# WHAT YOU WILL DO:
Write down every line of the material below word for word, changing nothing.

# MATERIAL FOR THIS EXERCISE:
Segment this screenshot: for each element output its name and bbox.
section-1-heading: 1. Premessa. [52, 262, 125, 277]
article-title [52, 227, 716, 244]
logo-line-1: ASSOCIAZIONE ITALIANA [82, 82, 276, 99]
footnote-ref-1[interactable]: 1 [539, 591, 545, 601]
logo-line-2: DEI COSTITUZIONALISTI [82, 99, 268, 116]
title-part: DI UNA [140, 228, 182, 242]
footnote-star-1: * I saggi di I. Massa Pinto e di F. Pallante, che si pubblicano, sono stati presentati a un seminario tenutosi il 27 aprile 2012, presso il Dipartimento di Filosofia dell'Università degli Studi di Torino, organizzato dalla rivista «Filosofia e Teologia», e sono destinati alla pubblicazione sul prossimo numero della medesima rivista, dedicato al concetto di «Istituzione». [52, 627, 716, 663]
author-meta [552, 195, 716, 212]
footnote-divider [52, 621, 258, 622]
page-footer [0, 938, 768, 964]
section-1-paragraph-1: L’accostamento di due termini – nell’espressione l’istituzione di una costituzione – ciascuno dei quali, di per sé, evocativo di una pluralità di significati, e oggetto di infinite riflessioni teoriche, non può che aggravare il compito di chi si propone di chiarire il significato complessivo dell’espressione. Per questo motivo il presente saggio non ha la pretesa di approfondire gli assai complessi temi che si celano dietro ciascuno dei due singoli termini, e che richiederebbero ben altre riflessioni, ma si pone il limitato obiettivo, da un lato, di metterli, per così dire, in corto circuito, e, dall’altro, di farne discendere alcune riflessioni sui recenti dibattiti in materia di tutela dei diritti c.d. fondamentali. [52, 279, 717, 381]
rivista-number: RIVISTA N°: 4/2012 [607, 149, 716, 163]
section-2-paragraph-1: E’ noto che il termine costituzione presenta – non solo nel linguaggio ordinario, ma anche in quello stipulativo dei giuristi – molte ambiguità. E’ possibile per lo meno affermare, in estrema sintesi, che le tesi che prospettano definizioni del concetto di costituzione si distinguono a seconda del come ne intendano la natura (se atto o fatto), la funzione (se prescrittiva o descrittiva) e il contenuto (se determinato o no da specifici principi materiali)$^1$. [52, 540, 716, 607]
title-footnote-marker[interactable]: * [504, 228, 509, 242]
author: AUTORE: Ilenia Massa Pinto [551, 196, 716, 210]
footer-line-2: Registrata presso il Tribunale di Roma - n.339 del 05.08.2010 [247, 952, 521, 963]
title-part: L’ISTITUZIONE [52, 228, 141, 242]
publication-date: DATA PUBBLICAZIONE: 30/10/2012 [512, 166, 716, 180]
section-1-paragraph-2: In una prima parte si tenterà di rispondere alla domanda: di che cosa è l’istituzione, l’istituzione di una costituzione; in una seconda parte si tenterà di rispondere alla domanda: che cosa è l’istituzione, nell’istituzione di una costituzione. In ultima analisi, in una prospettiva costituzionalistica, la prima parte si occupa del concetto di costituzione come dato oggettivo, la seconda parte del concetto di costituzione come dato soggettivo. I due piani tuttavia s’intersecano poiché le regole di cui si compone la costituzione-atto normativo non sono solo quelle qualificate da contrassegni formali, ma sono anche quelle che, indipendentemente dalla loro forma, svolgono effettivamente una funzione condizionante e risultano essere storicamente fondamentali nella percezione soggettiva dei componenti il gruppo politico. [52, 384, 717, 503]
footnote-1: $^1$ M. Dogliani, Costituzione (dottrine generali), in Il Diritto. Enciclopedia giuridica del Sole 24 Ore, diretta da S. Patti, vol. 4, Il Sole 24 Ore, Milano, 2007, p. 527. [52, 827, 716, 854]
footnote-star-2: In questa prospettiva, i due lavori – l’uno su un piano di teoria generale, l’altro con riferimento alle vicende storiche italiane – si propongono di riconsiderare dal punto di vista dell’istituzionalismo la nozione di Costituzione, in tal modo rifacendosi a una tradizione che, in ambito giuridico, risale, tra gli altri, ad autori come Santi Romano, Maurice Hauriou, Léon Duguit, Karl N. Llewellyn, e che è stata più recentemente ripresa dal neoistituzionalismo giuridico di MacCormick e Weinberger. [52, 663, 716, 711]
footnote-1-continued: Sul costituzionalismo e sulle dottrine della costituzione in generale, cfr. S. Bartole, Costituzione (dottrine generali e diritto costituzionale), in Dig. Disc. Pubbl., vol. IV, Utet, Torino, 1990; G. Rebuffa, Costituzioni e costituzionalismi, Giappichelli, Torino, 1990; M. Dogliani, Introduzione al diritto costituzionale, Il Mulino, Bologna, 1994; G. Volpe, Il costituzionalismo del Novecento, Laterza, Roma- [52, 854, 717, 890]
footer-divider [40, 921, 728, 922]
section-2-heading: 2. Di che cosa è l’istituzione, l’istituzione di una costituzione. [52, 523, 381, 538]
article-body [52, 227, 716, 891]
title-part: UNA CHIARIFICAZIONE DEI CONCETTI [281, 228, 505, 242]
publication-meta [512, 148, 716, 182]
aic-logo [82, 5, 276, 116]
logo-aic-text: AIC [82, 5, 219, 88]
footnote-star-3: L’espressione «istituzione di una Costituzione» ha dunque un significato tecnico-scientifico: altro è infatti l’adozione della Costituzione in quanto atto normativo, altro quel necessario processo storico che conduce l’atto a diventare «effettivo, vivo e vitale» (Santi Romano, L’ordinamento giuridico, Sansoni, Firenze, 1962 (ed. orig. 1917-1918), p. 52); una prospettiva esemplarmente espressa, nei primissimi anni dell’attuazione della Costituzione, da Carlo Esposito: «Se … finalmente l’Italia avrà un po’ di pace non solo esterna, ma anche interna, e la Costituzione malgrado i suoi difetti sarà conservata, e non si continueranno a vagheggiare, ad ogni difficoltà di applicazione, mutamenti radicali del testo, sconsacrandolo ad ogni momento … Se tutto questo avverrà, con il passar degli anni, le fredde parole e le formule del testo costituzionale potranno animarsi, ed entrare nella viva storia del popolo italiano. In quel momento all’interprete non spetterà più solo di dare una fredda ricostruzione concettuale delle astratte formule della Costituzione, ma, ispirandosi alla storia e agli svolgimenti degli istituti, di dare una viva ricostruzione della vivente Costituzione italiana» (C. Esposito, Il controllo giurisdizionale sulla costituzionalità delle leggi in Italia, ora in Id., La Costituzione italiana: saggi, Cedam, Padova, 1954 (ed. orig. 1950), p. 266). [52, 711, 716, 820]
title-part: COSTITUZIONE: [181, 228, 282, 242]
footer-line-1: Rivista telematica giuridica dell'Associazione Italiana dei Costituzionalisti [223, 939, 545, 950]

# EXERCISE RESULT:
Segment this screenshot: for each element output its name and bbox.
section-1-heading: 1. Premessa. [52, 262, 125, 277]
article-title [52, 227, 716, 244]
logo-line-1: ASSOCIAZIONE ITALIANA [82, 82, 276, 99]
footnote-ref-1[interactable]: 1 [539, 591, 545, 601]
logo-line-2: DEI COSTITUZIONALISTI [82, 99, 268, 116]
title-part: DI UNA [140, 228, 182, 242]
footnote-star-1: * I saggi di I. Massa Pinto e di F. Pallante, che si pubblicano, sono stati presentati a un seminario tenutosi il 27 aprile 2012, presso il Dipartimento di Filosofia dell'Università degli Studi di Torino, organizzato dalla rivista «Filosofia e Teologia», e sono destinati alla pubblicazione sul prossimo numero della medesima rivista, dedicato al concetto di «Istituzione». [52, 627, 716, 663]
author-meta [552, 195, 716, 212]
footnote-divider [52, 621, 258, 622]
page-footer [0, 938, 768, 964]
section-1-paragraph-1: L’accostamento di due termini – nell’espressione l’istituzione di una costituzione – ciascuno dei quali, di per sé, evocativo di una pluralità di significati, e oggetto di infinite riflessioni teoriche, non può che aggravare il compito di chi si propone di chiarire il significato complessivo dell’espressione. Per questo motivo il presente saggio non ha la pretesa di approfondire gli assai complessi temi che si celano dietro ciascuno dei due singoli termini, e che richiederebbero ben altre riflessioni, ma si pone il limitato obiettivo, da un lato, di metterli, per così dire, in corto circuito, e, dall’altro, di farne discendere alcune riflessioni sui recenti dibattiti in materia di tutela dei diritti c.d. fondamentali. [52, 279, 717, 381]
rivista-number: RIVISTA N°: 4/2012 [607, 149, 716, 163]
section-2-paragraph-1: E’ noto che il termine costituzione presenta – non solo nel linguaggio ordinario, ma anche in quello stipulativo dei giuristi – molte ambiguità. E’ possibile per lo meno affermare, in estrema sintesi, che le tesi che prospettano definizioni del concetto di costituzione si distinguono a seconda del come ne intendano la natura (se atto o fatto), la funzione (se prescrittiva o descrittiva) e il contenuto (se determinato o no da specifici principi materiali)$^1$. [52, 540, 716, 607]
title-footnote-marker[interactable]: * [504, 228, 509, 242]
author: AUTORE: Ilenia Massa Pinto [551, 196, 716, 210]
footer-line-2: Registrata presso il Tribunale di Roma - n.339 del 05.08.2010 [247, 952, 521, 963]
title-part: L’ISTITUZIONE [52, 228, 141, 242]
publication-date: DATA PUBBLICAZIONE: 30/10/2012 [512, 166, 716, 180]
section-1-paragraph-2: In una prima parte si tenterà di rispondere alla domanda: di che cosa è l’istituzione, l’istituzione di una costituzione; in una seconda parte si tenterà di rispondere alla domanda: che cosa è l’istituzione, nell’istituzione di una costituzione. In ultima analisi, in una prospettiva costituzionalistica, la prima parte si occupa del concetto di costituzione come dato oggettivo, la seconda parte del concetto di costituzione come dato soggettivo. I due piani tuttavia s’intersecano poiché le regole di cui si compone la costituzione-atto normativo non sono solo quelle qualificate da contrassegni formali, ma sono anche quelle che, indipendentemente dalla loro forma, svolgono effettivamente una funzione condizionante e risultano essere storicamente fondamentali nella percezione soggettiva dei componenti il gruppo politico. [52, 384, 717, 503]
footnote-1: $^1$ M. Dogliani, Costituzione (dottrine generali), in Il Diritto. Enciclopedia giuridica del Sole 24 Ore, diretta da S. Patti, vol. 4, Il Sole 24 Ore, Milano, 2007, p. 527. [52, 827, 716, 854]
footnote-star-2: In questa prospettiva, i due lavori – l’uno su un piano di teoria generale, l’altro con riferimento alle vicende storiche italiane – si propongono di riconsiderare dal punto di vista dell’istituzionalismo la nozione di Costituzione, in tal modo rifacendosi a una tradizione che, in ambito giuridico, risale, tra gli altri, ad autori come Santi Romano, Maurice Hauriou, Léon Duguit, Karl N. Llewellyn, e che è stata più recentemente ripresa dal neoistituzionalismo giuridico di MacCormick e Weinberger. [52, 663, 716, 711]
footnote-1-continued: Sul costituzionalismo e sulle dottrine della costituzione in generale, cfr. S. Bartole, Costituzione (dottrine generali e diritto costituzionale), in Dig. Disc. Pubbl., vol. IV, Utet, Torino, 1990; G. Rebuffa, Costituzioni e costituzionalismi, Giappichelli, Torino, 1990; M. Dogliani, Introduzione al diritto costituzionale, Il Mulino, Bologna, 1994; G. Volpe, Il costituzionalismo del Novecento, Laterza, Roma- [52, 854, 717, 890]
footer-divider [40, 921, 728, 922]
section-2-heading: 2. Di che cosa è l’istituzione, l’istituzione di una costituzione. [52, 523, 381, 538]
article-body [52, 227, 716, 891]
title-part: UNA CHIARIFICAZIONE DEI CONCETTI [281, 228, 505, 242]
publication-meta [512, 148, 716, 182]
aic-logo [82, 5, 276, 116]
logo-aic-text: AIC [82, 5, 219, 88]
footnote-star-3: L’espressione «istituzione di una Costituzione» ha dunque un significato tecnico-scientifico: altro è infatti l’adozione della Costituzione in quanto atto normativo, altro quel necessario processo storico che conduce l’atto a diventare «effettivo, vivo e vitale» (Santi Romano, L’ordinamento giuridico, Sansoni, Firenze, 1962 (ed. orig. 1917-1918), p. 52); una prospettiva esemplarmente espressa, nei primissimi anni dell’attuazione della Costituzione, da Carlo Esposito: «Se … finalmente l’Italia avrà un po’ di pace non solo esterna, ma anche interna, e la Costituzione malgrado i suoi difetti sarà conservata, e non si continueranno a vagheggiare, ad ogni difficoltà di applicazione, mutamenti radicali del testo, sconsacrandolo ad ogni momento … Se tutto questo avverrà, con il passar degli anni, le fredde parole e le formule del testo costituzionale potranno animarsi, ed entrare nella viva storia del popolo italiano. In quel momento all’interprete non spetterà più solo di dare una fredda ricostruzione concettuale delle astratte formule della Costituzione, ma, ispirandosi alla storia e agli svolgimenti degli istituti, di dare una viva ricostruzione della vivente Costituzione italiana» (C. Esposito, Il controllo giurisdizionale sulla costituzionalità delle leggi in Italia, ora in Id., La Costituzione italiana: saggi, Cedam, Padova, 1954 (ed. orig. 1950), p. 266). [52, 711, 716, 820]
title-part: COSTITUZIONE: [181, 228, 282, 242]
footer-line-1: Rivista telematica giuridica dell'Associazione Italiana dei Costituzionalisti [223, 939, 545, 950]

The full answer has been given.